Track down each line that has the word "Past" and copy it.

------------------------------

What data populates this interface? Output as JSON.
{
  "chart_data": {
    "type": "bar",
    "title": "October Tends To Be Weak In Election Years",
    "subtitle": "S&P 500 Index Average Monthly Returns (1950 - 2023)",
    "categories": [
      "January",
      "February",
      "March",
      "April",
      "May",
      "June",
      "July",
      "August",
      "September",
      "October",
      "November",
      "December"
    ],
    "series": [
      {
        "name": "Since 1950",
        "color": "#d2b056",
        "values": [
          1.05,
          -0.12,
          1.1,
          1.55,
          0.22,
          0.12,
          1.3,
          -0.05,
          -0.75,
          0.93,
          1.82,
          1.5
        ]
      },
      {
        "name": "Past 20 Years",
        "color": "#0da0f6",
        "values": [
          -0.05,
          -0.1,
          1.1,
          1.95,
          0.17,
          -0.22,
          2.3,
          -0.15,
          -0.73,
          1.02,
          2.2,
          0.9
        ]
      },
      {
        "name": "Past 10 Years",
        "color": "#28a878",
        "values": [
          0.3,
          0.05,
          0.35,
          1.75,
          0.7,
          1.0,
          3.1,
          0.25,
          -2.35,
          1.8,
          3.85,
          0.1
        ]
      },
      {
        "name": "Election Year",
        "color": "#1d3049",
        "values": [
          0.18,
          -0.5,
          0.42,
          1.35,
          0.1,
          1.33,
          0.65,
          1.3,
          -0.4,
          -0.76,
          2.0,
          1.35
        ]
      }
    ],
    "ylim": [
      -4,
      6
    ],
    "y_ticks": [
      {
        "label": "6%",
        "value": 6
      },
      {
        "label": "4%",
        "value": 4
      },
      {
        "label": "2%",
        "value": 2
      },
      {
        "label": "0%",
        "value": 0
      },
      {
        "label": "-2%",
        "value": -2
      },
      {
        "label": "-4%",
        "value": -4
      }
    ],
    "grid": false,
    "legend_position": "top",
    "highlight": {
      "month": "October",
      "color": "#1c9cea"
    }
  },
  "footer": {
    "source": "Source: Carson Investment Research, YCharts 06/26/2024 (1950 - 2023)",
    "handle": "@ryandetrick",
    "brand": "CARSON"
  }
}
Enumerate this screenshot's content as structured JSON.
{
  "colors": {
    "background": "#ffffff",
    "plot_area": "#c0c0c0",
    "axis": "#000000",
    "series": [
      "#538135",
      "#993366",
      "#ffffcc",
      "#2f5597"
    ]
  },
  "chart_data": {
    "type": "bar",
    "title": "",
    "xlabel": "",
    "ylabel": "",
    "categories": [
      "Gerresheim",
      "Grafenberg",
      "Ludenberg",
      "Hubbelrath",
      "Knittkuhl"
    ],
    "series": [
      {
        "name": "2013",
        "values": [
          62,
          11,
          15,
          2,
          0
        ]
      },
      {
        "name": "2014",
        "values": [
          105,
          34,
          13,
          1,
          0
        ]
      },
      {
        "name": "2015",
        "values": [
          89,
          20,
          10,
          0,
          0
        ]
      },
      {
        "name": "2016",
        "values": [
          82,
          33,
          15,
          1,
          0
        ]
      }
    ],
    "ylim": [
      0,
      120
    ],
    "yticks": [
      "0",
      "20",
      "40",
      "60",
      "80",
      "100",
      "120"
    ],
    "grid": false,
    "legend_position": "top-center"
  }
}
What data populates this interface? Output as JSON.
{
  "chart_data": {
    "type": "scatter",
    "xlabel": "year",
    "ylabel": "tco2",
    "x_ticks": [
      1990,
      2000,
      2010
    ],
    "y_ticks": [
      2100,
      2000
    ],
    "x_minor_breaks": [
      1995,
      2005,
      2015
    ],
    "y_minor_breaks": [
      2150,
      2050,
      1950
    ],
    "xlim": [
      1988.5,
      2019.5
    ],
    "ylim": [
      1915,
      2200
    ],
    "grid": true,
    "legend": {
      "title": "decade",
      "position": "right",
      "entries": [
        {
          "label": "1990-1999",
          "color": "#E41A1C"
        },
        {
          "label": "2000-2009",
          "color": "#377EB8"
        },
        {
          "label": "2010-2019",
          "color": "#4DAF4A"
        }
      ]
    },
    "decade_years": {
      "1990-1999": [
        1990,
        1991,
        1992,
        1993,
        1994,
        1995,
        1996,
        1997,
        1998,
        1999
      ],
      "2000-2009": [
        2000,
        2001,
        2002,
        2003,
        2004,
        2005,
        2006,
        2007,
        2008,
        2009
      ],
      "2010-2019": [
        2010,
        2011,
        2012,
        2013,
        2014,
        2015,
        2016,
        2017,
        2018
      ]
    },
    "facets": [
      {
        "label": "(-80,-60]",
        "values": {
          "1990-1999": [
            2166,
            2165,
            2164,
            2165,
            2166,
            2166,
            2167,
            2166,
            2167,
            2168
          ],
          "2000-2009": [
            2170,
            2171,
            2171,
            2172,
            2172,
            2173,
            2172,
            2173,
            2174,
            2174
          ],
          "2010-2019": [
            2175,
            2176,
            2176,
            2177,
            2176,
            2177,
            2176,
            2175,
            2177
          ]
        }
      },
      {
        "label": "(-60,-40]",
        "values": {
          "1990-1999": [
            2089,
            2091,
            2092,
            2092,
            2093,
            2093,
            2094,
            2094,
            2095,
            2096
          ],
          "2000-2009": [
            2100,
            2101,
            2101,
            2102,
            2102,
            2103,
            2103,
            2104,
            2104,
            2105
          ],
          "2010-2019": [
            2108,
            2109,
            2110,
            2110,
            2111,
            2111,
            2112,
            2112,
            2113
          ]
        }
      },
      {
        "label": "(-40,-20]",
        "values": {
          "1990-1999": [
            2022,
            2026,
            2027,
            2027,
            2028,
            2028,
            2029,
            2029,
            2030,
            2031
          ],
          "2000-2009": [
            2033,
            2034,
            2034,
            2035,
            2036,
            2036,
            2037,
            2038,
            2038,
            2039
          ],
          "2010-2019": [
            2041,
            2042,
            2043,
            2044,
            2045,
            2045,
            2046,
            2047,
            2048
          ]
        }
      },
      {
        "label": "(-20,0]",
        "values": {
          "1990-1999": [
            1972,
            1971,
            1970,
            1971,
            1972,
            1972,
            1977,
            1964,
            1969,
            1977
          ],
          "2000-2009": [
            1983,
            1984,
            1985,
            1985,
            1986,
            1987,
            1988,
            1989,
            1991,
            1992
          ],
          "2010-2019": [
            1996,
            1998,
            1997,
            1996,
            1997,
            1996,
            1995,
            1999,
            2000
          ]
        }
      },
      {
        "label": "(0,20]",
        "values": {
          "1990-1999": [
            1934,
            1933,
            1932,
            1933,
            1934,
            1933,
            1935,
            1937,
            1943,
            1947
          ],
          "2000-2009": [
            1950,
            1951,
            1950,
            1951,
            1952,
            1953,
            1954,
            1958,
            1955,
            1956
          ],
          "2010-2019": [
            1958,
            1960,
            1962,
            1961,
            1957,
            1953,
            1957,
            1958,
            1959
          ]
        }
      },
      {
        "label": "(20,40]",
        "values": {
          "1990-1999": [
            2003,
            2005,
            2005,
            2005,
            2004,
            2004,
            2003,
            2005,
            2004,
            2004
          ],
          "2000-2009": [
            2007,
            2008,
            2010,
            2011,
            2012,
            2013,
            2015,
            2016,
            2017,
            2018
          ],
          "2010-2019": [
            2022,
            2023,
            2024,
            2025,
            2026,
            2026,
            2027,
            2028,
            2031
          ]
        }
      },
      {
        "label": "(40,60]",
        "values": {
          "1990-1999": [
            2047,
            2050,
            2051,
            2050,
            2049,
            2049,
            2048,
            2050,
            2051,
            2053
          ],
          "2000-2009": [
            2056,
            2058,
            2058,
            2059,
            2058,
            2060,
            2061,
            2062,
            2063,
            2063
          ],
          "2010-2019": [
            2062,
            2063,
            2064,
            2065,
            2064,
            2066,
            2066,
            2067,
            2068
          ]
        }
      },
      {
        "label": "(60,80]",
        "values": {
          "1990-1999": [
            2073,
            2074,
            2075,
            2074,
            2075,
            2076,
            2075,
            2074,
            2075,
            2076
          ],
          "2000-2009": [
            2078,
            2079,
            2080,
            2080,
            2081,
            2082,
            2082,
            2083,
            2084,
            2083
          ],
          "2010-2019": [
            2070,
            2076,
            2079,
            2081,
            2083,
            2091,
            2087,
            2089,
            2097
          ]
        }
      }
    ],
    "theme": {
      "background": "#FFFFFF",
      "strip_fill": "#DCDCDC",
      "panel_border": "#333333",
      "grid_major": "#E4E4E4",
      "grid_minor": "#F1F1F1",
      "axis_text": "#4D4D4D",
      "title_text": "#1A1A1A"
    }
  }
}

------------------------------

■ Reply ■
        "name": "Past 20 Years",
        "name": "Past 10 Years",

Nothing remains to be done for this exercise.